YOUR GOAL:
Quote the stretch of lines from the one containing "series-line [96, 237, 514, 330]" through the one containing "y-tick-label: 400kg [30, 312, 63, 327]", reproducing each line exactly.

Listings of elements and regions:

+++

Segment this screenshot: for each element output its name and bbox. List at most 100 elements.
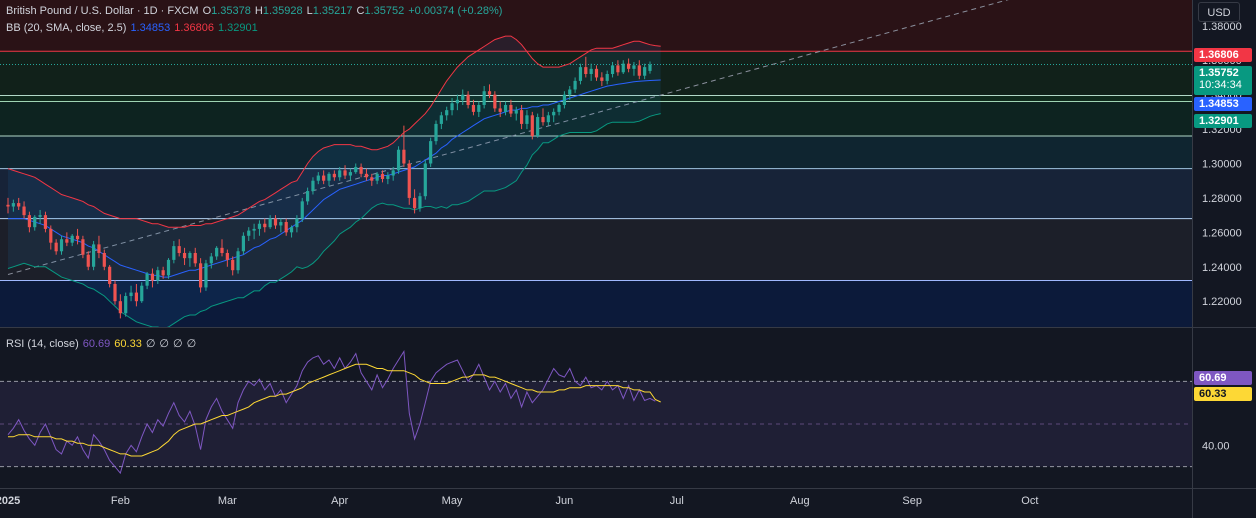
candle-body	[92, 244, 96, 267]
price-zone	[0, 218, 1192, 281]
price-zone	[0, 135, 1192, 169]
candle	[220, 239, 224, 257]
candle-body	[300, 201, 304, 219]
time-axis-label: Aug	[790, 495, 810, 507]
candle-body	[247, 230, 251, 236]
candle-body	[493, 94, 497, 109]
candle-body	[166, 259, 171, 276]
bb-upper-tag: 1.36806	[1194, 48, 1252, 62]
candle	[487, 84, 492, 99]
rsi-line	[7, 349, 656, 475]
candle-body	[241, 235, 245, 252]
time-axis-label: Jul	[670, 495, 684, 507]
candle-body	[17, 203, 21, 207]
bb-fill	[8, 36, 661, 327]
candle	[311, 177, 315, 195]
candle	[306, 187, 310, 205]
candle-body	[220, 247, 224, 253]
bb-legend[interactable]: BB (20, SMA, close, 2.5) 1.34853 1.36806 1.…	[6, 22, 262, 34]
candle	[209, 252, 213, 269]
price-axis-label: 1.26000	[1202, 227, 1242, 239]
candle-body	[338, 170, 342, 178]
candle-body	[391, 170, 395, 176]
bb-lower-value: 1.32901	[217, 22, 258, 34]
candle-body	[172, 246, 176, 260]
candle-body	[113, 283, 117, 302]
candle-body	[134, 292, 138, 302]
close-value: 1.35752	[364, 5, 405, 17]
candle	[364, 168, 369, 181]
candle-body	[434, 123, 438, 142]
price-axis-label: 1.22000	[1202, 296, 1242, 308]
candle	[370, 173, 374, 186]
candle	[268, 215, 272, 229]
candle-body	[145, 273, 149, 286]
candle	[418, 192, 422, 212]
candle-body	[188, 252, 192, 259]
candle-body	[225, 252, 229, 260]
candle	[455, 94, 459, 111]
candle-body	[273, 218, 278, 226]
candle-body	[418, 196, 422, 209]
candle	[22, 201, 26, 219]
high-value: 1.35928	[262, 5, 303, 17]
rsi-value: 60.69	[82, 338, 111, 350]
candle	[215, 246, 219, 260]
candle-body	[482, 91, 486, 105]
bb-label: BB (20, SMA, close, 2.5)	[6, 22, 127, 34]
candle	[520, 104, 524, 130]
candle	[156, 266, 160, 284]
rsi-axis-label: 40.00	[1202, 440, 1230, 452]
candle	[236, 247, 240, 274]
price-axis-label: 1.24000	[1202, 262, 1242, 274]
candle	[65, 232, 69, 247]
candle-body	[450, 103, 454, 111]
candle-body	[263, 223, 267, 228]
trendline	[7, 0, 1009, 275]
candle	[92, 240, 96, 271]
candle	[461, 89, 465, 105]
candle-body	[332, 173, 336, 178]
bb-basis-line	[8, 79, 661, 278]
candle-body	[648, 64, 652, 71]
candle-body	[359, 166, 363, 174]
price-zone	[0, 168, 1192, 219]
candle	[332, 170, 336, 181]
rsi-label: RSI (14, close)	[6, 338, 79, 350]
candle-body	[562, 94, 566, 105]
candle	[204, 259, 208, 291]
candle	[284, 218, 288, 236]
price-zone	[0, 280, 1192, 327]
candle	[514, 106, 518, 121]
candle	[407, 160, 411, 205]
candle	[648, 61, 652, 74]
candle	[97, 235, 101, 259]
candle	[530, 111, 534, 140]
candle-body	[520, 110, 524, 124]
candle-body	[140, 285, 144, 302]
candle	[477, 101, 481, 118]
candle-body	[557, 104, 561, 112]
candle-body	[311, 180, 315, 192]
candle	[380, 170, 385, 183]
rsi-legend[interactable]: RSI (14, close) 60.69 60.33 ∅ ∅ ∅ ∅	[6, 338, 197, 350]
candle	[546, 111, 550, 126]
candle-body	[86, 254, 90, 267]
currency-button[interactable]: USD	[1198, 2, 1240, 22]
candle	[27, 211, 31, 233]
price-zone	[0, 0, 1192, 52]
candle-body	[407, 163, 411, 198]
candle	[568, 86, 572, 100]
candle-body	[231, 259, 235, 271]
rsi-ma-line	[8, 363, 661, 457]
candle-body	[295, 218, 299, 228]
candle	[231, 256, 235, 276]
candle-body	[327, 173, 331, 181]
candle	[49, 225, 53, 250]
candle-body	[370, 177, 374, 181]
time-axis-label: May	[442, 495, 463, 507]
bb-lower-line	[7, 113, 661, 327]
candle-body	[343, 170, 347, 176]
candle-body	[568, 89, 572, 95]
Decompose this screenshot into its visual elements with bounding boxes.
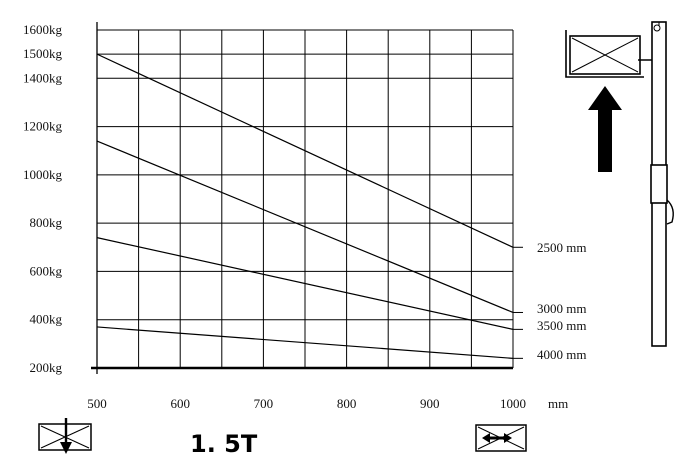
series-line [96, 237, 514, 330]
series-label: 3500 mm [537, 318, 586, 333]
x-axis-unit-label: mm [548, 396, 568, 411]
y-tick-label: 1200kg [23, 119, 63, 134]
load-center-icon [475, 424, 527, 452]
x-tick-label: 600 [170, 396, 190, 411]
series-line [96, 53, 514, 248]
y-tick-label: 600kg [30, 263, 63, 278]
load-down-icon [38, 418, 92, 454]
x-tick-label: 800 [337, 396, 357, 411]
series-label: 4000 mm [537, 347, 586, 362]
y-tick-label: 1600kg [23, 22, 63, 37]
x-tick-label: 1000 [500, 396, 526, 411]
x-tick-label: 900 [420, 396, 440, 411]
y-tick-label: 1000kg [23, 167, 63, 182]
y-tick-label: 400kg [30, 312, 63, 327]
y-tick-label: 200kg [30, 360, 63, 375]
series-line [96, 140, 514, 314]
series-labels: 2500 mm 3000 mm 3500 mm 4000 mm [513, 240, 586, 362]
chart-series [96, 53, 514, 359]
series-label: 2500 mm [537, 240, 586, 255]
y-tick-label: 1500kg [23, 46, 63, 61]
x-axis-ticks: 500 600 700 800 900 1000 [87, 396, 526, 411]
series-line [96, 326, 514, 359]
series-label: 3000 mm [537, 301, 586, 316]
y-tick-label: 1400kg [23, 70, 63, 85]
capacity-label: 1. 5T [190, 430, 258, 458]
x-tick-label: 500 [87, 396, 107, 411]
pallet-crossed-box-icon [565, 30, 655, 78]
forklift-mast-icon [650, 21, 674, 347]
y-axis-ticks: 200kg 400kg 600kg 800kg 1000kg 1200kg 1400kg 15… [23, 22, 63, 375]
chart-grid [91, 22, 514, 374]
x-tick-label: 700 [254, 396, 274, 411]
up-arrow-icon [588, 86, 622, 172]
y-tick-label: 800kg [30, 215, 63, 230]
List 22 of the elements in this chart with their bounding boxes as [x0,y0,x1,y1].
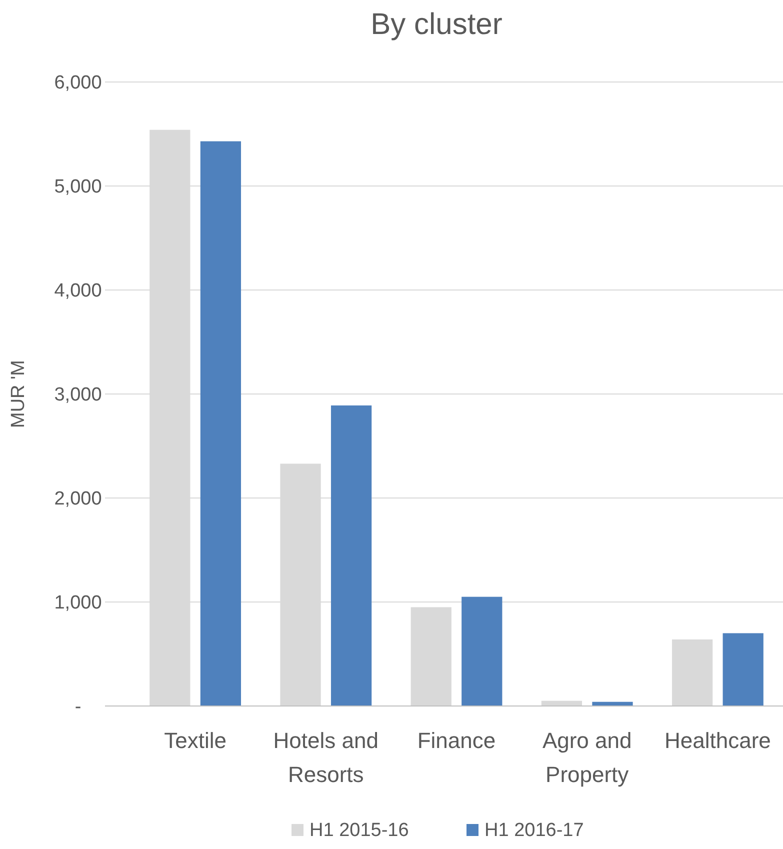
bar [722,633,764,706]
x-tick-label: Agro and Property [542,728,632,787]
y-tick-label: - [74,696,82,718]
bar [410,607,452,706]
legend-label: H1 2015-16 [310,820,409,841]
legend-label: H1 2016-17 [484,820,584,841]
x-tick-label: Healthcare [664,728,771,753]
x-tick-label: Textile [164,728,226,753]
y-tick-label: 1,000 [54,592,102,614]
bar [200,141,242,706]
y-tick-label: 2,000 [54,488,102,510]
y-axis-title: MUR 'M [8,360,29,428]
x-tick-label: Finance [417,728,496,753]
y-tick-label: 5,000 [54,176,102,198]
bar [462,596,502,706]
bar [672,639,713,706]
bar [330,405,372,706]
y-tick-label: 3,000 [54,384,102,406]
chart-title: By cluster [370,8,502,41]
y-tick-label: 6,000 [54,72,102,94]
x-tick-label: Hotels and Resorts [273,728,378,787]
y-tick-label: 4,000 [54,280,102,302]
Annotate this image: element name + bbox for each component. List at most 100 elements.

+++

ANSWER TO THIS PROBLEM:
series-line [96, 237, 514, 330]
series-label: 3500 mm [537, 318, 586, 333]
x-axis-unit-label: mm [548, 396, 568, 411]
y-tick-label: 1200kg [23, 119, 63, 134]
load-center-icon [475, 424, 527, 452]
x-tick-label: 600 [170, 396, 190, 411]
series-line [96, 53, 514, 248]
y-tick-label: 600kg [30, 263, 63, 278]
load-down-icon [38, 418, 92, 454]
x-tick-label: 800 [337, 396, 357, 411]
series-label: 4000 mm [537, 347, 586, 362]
y-tick-label: 1600kg [23, 22, 63, 37]
x-tick-label: 1000 [500, 396, 526, 411]
x-tick-label: 900 [420, 396, 440, 411]
y-tick-label: 1000kg [23, 167, 63, 182]
y-tick-label: 400kg [30, 312, 63, 327]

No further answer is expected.